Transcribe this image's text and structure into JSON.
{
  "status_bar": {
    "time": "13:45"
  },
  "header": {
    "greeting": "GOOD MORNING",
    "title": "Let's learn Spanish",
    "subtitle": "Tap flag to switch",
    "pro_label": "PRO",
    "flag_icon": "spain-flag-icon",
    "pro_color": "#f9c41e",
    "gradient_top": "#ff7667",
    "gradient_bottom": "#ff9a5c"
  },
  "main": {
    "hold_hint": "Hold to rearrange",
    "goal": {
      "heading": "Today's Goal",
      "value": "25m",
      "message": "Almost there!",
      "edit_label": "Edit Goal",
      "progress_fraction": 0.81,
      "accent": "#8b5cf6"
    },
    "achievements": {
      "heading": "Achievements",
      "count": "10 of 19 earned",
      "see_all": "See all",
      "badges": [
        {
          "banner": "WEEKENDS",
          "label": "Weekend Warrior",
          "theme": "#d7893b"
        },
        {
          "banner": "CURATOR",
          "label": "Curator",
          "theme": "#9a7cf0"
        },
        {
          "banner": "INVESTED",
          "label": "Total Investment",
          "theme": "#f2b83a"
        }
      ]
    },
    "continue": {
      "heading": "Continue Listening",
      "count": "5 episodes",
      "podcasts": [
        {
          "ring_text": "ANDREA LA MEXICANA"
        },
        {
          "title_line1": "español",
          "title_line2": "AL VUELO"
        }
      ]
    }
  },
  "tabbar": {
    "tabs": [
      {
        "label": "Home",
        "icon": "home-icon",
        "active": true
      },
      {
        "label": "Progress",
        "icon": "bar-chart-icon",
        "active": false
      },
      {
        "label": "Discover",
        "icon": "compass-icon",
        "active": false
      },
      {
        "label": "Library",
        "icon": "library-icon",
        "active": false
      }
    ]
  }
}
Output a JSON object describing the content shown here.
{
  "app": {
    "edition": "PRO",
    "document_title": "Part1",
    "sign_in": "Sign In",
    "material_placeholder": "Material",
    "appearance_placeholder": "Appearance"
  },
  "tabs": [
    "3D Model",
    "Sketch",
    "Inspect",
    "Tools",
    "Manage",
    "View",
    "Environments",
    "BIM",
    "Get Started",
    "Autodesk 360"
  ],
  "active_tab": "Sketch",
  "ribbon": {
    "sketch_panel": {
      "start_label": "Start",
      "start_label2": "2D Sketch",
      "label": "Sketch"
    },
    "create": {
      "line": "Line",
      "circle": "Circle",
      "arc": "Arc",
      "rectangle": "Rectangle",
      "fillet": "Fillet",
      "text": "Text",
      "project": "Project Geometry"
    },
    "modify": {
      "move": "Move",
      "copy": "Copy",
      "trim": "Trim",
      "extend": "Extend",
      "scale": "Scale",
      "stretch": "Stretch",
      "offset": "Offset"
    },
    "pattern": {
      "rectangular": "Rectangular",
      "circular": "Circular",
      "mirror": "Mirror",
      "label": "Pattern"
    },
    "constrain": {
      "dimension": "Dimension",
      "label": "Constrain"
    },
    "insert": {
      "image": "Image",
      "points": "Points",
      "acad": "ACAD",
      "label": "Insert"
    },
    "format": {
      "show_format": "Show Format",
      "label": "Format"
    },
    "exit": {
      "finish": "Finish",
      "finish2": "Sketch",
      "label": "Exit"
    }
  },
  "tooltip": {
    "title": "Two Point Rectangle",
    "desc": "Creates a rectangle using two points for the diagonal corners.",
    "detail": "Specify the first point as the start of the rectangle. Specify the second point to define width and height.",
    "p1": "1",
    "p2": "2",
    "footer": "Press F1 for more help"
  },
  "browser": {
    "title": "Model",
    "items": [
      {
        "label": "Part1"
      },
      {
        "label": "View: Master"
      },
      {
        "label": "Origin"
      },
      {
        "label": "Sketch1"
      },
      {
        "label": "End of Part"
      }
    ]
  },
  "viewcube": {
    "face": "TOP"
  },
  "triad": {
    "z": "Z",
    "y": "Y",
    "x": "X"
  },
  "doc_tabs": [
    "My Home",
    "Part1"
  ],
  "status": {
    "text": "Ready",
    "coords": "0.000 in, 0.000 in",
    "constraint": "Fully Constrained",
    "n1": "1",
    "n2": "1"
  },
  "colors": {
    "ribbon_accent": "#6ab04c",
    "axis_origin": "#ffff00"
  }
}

(INSTRUCTION): Extract each line holding the string "flag".

(OUTPUT):
    "subtitle": "Tap flag to switch",
    "flag_icon": "spain-flag-icon",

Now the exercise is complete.